■ Figure contents as structured data
┏━━

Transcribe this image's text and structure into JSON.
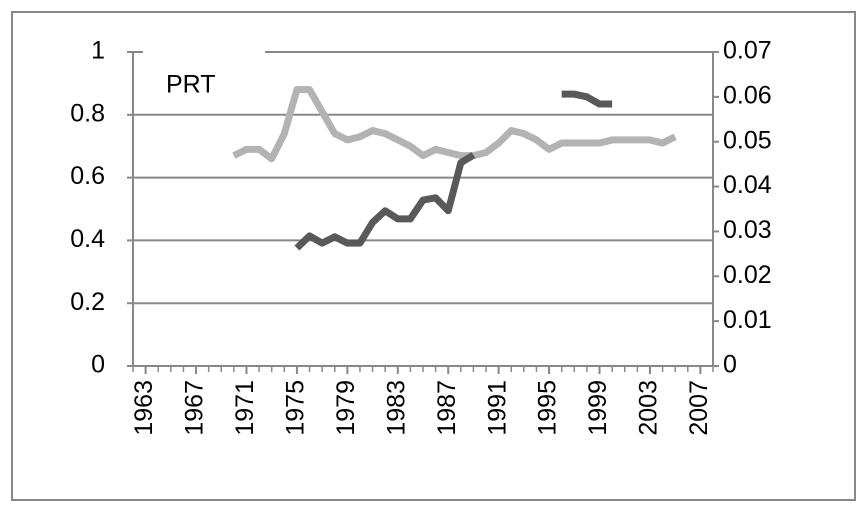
{
  "chart_data": {
    "type": "line",
    "title": "PRT",
    "x": [
      1970,
      1971,
      1972,
      1973,
      1974,
      1975,
      1976,
      1977,
      1978,
      1979,
      1980,
      1981,
      1982,
      1983,
      1984,
      1985,
      1986,
      1987,
      1988,
      1989,
      1990,
      1991,
      1992,
      1993,
      1994,
      1995,
      1996,
      1997,
      1998,
      1999,
      2000,
      2001,
      2002,
      2003,
      2004,
      2005
    ],
    "series": [
      {
        "color": "#b3b3b3",
        "axis": "y",
        "values": [
          0.67,
          0.69,
          0.69,
          0.66,
          0.74,
          0.88,
          0.88,
          0.81,
          0.74,
          0.72,
          0.73,
          0.75,
          0.74,
          0.72,
          0.7,
          0.67,
          0.69,
          0.68,
          0.67,
          0.67,
          0.68,
          0.71,
          0.75,
          0.74,
          0.72,
          0.69,
          0.71,
          0.71,
          0.71,
          0.71,
          0.72,
          0.72,
          0.72,
          0.72,
          0.71,
          0.73
        ]
      },
      {
        "color": "#595959",
        "axis": "y2",
        "values": [
          null,
          null,
          null,
          null,
          null,
          0.0263,
          0.029,
          0.0274,
          0.0288,
          0.0274,
          0.0274,
          0.032,
          0.0346,
          0.0328,
          0.0328,
          0.037,
          0.0375,
          0.0346,
          0.0453,
          0.047,
          null,
          null,
          null,
          null,
          null,
          null,
          0.0606,
          0.0606,
          0.06,
          0.0584,
          0.0584,
          null,
          null,
          null,
          null,
          null
        ]
      }
    ],
    "xlim": [
      1962,
      2008
    ],
    "xticks": [
      1963,
      1967,
      1971,
      1975,
      1979,
      1983,
      1987,
      1991,
      1995,
      1999,
      2003,
      2007
    ],
    "ylim": [
      0,
      1
    ],
    "yticks": [
      0,
      {
        "value": 0.2,
        "label": "0.2"
      },
      {
        "value": 0.4,
        "label": "0.4"
      },
      {
        "value": 0.6,
        "label": "0.6"
      },
      {
        "value": 0.8,
        "label": "0.8"
      },
      1
    ],
    "y2lim": [
      0,
      0.07
    ],
    "y2ticks": [
      0,
      0.01,
      0.02,
      0.03,
      0.04,
      0.05,
      0.06,
      0.07
    ],
    "grid": true
  }
}
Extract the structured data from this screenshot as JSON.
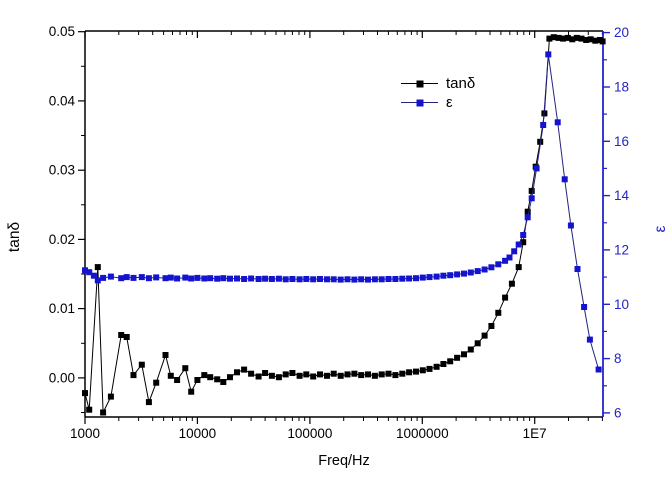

┗━━

■ Task description
Reproduce each line word for word and drop the pictures.

■ Full response
Transcribe this image's text and structure into JSON.
{
  "chart_data": {
    "type": "line",
    "title": "PRT",
    "x": [
      1970,
      1971,
      1972,
      1973,
      1974,
      1975,
      1976,
      1977,
      1978,
      1979,
      1980,
      1981,
      1982,
      1983,
      1984,
      1985,
      1986,
      1987,
      1988,
      1989,
      1990,
      1991,
      1992,
      1993,
      1994,
      1995,
      1996,
      1997,
      1998,
      1999,
      2000,
      2001,
      2002,
      2003,
      2004,
      2005
    ],
    "series": [
      {
        "color": "#b3b3b3",
        "axis": "y",
        "values": [
          0.67,
          0.69,
          0.69,
          0.66,
          0.74,
          0.88,
          0.88,
          0.81,
          0.74,
          0.72,
          0.73,
          0.75,
          0.74,
          0.72,
          0.7,
          0.67,
          0.69,
          0.68,
          0.67,
          0.67,
          0.68,
          0.71,
          0.75,
          0.74,
          0.72,
          0.69,
          0.71,
          0.71,
          0.71,
          0.71,
          0.72,
          0.72,
          0.72,
          0.72,
          0.71,
          0.73
        ]
      },
      {
        "color": "#595959",
        "axis": "y2",
        "values": [
          null,
          null,
          null,
          null,
          null,
          0.0263,
          0.029,
          0.0274,
          0.0288,
          0.0274,
          0.0274,
          0.032,
          0.0346,
          0.0328,
          0.0328,
          0.037,
          0.0375,
          0.0346,
          0.0453,
          0.047,
          null,
          null,
          null,
          null,
          null,
          null,
          0.0606,
          0.0606,
          0.06,
          0.0584,
          0.0584,
          null,
          null,
          null,
          null,
          null
        ]
      }
    ],
    "xlim": [
      1962,
      2008
    ],
    "xticks": [
      1963,
      1967,
      1971,
      1975,
      1979,
      1983,
      1987,
      1991,
      1995,
      1999,
      2003,
      2007
    ],
    "ylim": [
      0,
      1
    ],
    "yticks": [
      0,
      {
        "value": 0.2,
        "label": "0.2"
      },
      {
        "value": 0.4,
        "label": "0.4"
      },
      {
        "value": 0.6,
        "label": "0.6"
      },
      {
        "value": 0.8,
        "label": "0.8"
      },
      1
    ],
    "y2lim": [
      0,
      0.07
    ],
    "y2ticks": [
      0,
      0.01,
      0.02,
      0.03,
      0.04,
      0.05,
      0.06,
      0.07
    ],
    "grid": true
  }
}
Extract the structured data from this screenshot as JSON.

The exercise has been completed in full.